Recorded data
* Start *
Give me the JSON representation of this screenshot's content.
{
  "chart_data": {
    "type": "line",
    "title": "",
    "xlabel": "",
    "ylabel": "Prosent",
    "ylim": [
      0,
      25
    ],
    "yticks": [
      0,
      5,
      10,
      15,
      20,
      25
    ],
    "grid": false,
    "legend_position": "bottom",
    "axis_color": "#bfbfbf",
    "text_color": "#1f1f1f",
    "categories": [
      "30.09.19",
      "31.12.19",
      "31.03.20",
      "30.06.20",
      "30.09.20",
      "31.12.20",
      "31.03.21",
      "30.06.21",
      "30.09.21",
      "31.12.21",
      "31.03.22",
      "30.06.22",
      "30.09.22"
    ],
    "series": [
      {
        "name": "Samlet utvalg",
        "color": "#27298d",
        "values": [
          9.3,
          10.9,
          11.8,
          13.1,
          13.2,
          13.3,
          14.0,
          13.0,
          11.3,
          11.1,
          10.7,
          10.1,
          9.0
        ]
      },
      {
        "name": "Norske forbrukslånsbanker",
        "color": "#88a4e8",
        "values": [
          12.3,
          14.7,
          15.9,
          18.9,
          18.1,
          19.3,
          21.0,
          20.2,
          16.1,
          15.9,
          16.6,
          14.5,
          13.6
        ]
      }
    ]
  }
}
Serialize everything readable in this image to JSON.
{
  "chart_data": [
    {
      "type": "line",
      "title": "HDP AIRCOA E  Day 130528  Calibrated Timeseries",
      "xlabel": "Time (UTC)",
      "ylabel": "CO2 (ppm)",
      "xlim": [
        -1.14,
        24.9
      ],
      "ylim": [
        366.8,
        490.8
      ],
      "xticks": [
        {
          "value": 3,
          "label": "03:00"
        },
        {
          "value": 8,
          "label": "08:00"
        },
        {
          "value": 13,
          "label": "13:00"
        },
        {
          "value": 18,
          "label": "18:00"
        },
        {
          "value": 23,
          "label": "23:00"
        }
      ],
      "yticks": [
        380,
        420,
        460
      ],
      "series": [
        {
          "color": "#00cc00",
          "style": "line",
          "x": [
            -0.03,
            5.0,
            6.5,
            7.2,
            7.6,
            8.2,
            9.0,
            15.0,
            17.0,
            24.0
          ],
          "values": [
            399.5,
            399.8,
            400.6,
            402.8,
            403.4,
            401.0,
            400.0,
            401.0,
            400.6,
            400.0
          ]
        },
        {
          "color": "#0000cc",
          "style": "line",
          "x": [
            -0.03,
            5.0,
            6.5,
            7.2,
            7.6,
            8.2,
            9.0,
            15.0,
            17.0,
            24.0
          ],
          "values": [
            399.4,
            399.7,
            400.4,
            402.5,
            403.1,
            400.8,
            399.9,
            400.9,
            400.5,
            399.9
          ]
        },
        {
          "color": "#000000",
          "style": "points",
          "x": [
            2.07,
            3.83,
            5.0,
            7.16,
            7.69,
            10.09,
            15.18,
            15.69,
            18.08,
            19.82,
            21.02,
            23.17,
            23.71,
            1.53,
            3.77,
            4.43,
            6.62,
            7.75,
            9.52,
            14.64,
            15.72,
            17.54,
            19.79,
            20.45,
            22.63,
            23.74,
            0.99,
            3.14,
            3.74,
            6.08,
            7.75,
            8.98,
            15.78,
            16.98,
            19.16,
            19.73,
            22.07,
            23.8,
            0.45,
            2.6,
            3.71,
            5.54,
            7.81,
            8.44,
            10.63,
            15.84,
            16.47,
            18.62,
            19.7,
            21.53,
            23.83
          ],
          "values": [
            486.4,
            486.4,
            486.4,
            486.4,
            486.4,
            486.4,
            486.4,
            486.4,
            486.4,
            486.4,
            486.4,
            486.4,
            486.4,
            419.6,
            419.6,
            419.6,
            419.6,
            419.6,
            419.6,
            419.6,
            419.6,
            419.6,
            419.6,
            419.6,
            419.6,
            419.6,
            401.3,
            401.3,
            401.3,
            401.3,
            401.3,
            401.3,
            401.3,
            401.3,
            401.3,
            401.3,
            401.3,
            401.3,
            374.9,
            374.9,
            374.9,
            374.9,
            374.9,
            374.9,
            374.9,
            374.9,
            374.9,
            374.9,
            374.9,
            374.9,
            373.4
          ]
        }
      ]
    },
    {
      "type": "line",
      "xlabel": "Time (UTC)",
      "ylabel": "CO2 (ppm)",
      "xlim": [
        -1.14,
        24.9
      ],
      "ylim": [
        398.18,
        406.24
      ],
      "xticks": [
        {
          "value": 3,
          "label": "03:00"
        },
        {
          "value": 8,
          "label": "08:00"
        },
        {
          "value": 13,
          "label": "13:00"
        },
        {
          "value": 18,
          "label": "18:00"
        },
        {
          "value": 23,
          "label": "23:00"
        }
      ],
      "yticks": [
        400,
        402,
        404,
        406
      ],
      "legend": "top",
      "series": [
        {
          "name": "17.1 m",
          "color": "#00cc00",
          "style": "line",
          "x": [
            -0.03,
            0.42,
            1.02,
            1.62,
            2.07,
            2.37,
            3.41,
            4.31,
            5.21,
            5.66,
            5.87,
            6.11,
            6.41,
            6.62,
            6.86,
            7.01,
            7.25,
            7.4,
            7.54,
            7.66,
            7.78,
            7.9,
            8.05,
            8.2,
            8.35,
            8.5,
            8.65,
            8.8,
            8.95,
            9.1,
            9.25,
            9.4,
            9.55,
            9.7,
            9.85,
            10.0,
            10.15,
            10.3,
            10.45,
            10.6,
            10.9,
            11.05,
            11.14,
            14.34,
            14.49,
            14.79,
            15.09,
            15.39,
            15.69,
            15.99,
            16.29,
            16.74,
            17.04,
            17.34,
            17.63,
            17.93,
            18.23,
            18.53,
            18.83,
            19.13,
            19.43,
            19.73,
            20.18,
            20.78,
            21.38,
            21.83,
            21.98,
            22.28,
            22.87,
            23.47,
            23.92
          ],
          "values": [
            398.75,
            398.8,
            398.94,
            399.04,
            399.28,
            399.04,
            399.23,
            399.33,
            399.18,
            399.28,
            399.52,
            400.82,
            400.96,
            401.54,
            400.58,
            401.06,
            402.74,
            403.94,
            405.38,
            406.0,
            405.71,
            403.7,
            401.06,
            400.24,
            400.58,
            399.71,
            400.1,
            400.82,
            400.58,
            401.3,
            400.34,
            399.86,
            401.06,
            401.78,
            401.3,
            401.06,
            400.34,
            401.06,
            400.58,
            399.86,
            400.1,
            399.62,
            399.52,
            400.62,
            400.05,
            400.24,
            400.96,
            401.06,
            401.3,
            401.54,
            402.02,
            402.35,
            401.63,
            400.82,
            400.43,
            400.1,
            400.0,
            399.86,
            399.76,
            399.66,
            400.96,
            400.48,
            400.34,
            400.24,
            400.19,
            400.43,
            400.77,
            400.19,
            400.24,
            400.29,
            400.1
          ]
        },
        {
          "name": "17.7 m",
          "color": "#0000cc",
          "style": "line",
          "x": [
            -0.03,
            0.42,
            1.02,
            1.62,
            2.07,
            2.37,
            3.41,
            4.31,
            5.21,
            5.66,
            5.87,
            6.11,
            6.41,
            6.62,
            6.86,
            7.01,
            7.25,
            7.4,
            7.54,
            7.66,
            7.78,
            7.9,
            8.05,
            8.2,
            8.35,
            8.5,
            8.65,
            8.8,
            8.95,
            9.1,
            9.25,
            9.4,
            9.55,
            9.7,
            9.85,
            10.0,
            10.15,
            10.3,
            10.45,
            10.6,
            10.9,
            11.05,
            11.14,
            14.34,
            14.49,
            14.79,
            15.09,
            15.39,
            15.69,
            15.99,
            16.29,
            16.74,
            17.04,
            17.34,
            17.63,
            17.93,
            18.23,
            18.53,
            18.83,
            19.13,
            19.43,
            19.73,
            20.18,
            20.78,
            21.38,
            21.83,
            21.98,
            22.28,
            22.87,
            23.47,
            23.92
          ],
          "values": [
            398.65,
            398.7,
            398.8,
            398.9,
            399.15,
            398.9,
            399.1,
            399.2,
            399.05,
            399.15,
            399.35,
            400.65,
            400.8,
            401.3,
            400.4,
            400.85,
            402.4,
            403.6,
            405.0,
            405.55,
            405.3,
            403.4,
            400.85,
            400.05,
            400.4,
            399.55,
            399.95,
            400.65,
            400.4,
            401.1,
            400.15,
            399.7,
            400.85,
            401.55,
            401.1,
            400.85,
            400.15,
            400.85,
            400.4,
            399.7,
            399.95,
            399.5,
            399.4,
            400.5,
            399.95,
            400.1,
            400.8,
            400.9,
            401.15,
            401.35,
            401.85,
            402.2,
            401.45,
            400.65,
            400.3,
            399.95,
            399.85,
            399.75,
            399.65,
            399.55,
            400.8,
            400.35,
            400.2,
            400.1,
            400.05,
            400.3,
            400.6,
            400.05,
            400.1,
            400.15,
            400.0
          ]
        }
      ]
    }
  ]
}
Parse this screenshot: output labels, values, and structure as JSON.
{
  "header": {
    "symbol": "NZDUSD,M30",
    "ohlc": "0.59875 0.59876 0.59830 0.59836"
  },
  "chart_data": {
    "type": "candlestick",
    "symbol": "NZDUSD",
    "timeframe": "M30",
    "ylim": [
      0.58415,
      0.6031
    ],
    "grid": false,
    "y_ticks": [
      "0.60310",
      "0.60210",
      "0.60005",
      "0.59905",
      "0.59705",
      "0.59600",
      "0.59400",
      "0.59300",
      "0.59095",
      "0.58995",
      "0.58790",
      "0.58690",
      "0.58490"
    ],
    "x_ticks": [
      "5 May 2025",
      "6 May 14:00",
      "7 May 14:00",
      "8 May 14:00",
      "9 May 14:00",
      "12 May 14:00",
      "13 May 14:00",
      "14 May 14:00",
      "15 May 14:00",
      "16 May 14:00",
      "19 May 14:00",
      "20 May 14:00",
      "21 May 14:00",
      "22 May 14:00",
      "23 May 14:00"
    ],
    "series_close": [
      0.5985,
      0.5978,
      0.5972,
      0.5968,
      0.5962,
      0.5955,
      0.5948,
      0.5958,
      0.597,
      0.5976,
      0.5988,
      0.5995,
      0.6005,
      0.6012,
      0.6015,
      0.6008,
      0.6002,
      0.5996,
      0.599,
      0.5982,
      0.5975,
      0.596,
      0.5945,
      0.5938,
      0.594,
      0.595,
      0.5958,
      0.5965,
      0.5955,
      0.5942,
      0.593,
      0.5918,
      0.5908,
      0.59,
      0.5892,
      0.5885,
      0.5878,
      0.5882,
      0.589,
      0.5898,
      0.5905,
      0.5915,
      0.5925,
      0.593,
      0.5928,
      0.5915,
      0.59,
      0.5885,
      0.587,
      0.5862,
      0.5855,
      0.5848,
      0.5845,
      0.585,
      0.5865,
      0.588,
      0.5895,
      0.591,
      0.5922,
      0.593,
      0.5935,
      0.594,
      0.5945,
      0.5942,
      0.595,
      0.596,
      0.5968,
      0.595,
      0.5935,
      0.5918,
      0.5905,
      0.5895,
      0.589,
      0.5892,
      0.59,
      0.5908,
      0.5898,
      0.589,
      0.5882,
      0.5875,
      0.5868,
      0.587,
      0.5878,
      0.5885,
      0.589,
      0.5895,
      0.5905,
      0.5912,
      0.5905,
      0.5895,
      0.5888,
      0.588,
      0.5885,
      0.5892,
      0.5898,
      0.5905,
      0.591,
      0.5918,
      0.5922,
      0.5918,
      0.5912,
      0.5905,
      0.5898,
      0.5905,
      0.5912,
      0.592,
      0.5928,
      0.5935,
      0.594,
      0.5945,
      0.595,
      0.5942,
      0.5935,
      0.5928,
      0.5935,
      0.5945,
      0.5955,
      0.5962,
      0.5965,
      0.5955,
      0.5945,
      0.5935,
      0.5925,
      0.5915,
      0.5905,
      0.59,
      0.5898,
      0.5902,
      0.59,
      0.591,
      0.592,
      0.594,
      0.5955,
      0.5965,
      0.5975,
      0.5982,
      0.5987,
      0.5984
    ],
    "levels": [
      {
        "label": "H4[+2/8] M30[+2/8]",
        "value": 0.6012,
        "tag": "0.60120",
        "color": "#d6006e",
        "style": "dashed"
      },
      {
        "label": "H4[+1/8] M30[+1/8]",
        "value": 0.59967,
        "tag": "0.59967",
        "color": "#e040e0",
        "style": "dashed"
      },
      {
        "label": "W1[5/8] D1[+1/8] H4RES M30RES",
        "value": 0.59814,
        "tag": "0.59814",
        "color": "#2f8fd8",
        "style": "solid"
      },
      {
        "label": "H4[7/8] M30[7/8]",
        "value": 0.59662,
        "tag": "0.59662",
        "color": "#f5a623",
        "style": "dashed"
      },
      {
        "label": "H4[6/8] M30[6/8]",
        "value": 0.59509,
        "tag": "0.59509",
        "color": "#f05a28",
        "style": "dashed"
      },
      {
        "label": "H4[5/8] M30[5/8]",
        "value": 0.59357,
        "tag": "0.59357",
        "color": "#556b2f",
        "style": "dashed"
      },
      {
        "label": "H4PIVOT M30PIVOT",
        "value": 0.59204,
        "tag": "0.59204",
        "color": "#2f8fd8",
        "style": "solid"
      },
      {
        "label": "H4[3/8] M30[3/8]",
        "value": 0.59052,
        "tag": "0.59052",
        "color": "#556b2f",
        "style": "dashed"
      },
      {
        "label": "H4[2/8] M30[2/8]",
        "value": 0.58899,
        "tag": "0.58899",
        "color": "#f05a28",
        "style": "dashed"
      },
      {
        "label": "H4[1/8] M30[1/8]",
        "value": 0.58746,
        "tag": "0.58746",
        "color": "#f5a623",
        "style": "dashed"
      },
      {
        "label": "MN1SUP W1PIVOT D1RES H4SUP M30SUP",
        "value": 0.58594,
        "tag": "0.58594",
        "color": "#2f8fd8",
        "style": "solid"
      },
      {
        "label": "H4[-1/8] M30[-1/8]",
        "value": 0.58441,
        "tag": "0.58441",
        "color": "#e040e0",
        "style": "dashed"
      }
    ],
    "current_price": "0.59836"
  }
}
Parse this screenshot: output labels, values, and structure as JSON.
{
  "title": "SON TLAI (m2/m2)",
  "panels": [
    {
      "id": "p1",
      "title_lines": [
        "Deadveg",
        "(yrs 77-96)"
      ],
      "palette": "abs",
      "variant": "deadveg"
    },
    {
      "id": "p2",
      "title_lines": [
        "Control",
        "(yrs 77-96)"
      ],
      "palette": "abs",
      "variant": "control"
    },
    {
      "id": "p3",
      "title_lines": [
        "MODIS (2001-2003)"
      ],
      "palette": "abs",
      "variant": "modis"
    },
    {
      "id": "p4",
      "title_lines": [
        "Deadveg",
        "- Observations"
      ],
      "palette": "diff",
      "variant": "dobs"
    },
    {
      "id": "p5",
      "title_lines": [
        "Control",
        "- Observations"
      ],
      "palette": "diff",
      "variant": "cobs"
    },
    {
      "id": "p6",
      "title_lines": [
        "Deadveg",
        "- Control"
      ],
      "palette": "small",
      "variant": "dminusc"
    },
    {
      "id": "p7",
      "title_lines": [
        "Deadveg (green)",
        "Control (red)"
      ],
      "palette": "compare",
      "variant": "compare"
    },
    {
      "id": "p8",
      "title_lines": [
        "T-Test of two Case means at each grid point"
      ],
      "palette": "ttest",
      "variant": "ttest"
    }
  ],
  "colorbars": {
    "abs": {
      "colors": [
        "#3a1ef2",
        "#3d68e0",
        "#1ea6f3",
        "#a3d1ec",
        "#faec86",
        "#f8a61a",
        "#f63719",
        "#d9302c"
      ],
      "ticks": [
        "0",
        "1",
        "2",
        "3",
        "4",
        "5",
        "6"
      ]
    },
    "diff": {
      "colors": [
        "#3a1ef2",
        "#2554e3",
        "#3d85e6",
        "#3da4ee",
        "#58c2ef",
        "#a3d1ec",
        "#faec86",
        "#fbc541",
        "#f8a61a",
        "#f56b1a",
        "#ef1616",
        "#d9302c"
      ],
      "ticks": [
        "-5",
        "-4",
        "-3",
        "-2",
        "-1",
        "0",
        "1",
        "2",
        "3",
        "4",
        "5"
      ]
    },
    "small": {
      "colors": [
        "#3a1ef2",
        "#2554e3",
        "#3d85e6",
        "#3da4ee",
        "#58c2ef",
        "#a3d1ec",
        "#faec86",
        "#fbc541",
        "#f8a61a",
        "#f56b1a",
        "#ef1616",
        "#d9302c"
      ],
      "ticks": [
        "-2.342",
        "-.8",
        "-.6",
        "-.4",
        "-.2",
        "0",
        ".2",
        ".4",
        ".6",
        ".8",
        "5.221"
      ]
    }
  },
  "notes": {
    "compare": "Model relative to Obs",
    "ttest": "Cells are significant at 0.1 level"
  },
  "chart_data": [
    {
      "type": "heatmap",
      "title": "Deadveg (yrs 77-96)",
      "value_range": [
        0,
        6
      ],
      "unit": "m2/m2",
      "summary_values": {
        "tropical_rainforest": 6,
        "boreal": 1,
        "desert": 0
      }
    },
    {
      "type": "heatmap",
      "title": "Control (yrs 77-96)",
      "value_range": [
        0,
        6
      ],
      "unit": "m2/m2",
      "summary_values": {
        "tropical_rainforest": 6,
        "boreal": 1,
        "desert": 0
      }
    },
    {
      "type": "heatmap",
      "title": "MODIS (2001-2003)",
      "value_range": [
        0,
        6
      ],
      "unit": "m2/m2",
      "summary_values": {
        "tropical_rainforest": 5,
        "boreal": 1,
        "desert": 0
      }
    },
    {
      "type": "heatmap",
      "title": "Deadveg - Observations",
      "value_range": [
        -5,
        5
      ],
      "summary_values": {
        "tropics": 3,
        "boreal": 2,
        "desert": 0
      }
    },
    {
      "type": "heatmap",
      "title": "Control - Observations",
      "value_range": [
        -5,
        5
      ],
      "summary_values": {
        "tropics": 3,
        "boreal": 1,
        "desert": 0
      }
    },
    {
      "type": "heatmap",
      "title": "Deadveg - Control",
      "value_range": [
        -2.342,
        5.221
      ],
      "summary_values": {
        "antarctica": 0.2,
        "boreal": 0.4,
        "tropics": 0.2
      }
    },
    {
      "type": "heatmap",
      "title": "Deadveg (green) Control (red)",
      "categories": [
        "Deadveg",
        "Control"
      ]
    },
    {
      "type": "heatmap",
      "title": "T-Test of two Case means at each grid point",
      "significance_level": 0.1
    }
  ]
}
* End *
(What is required) Copy out every line from the material above in which the word "Observations" appears.

(Exercise output)
        "- Observations"
        "- Observations"
      "title": "Deadveg - Observations",
      "title": "Control - Observations",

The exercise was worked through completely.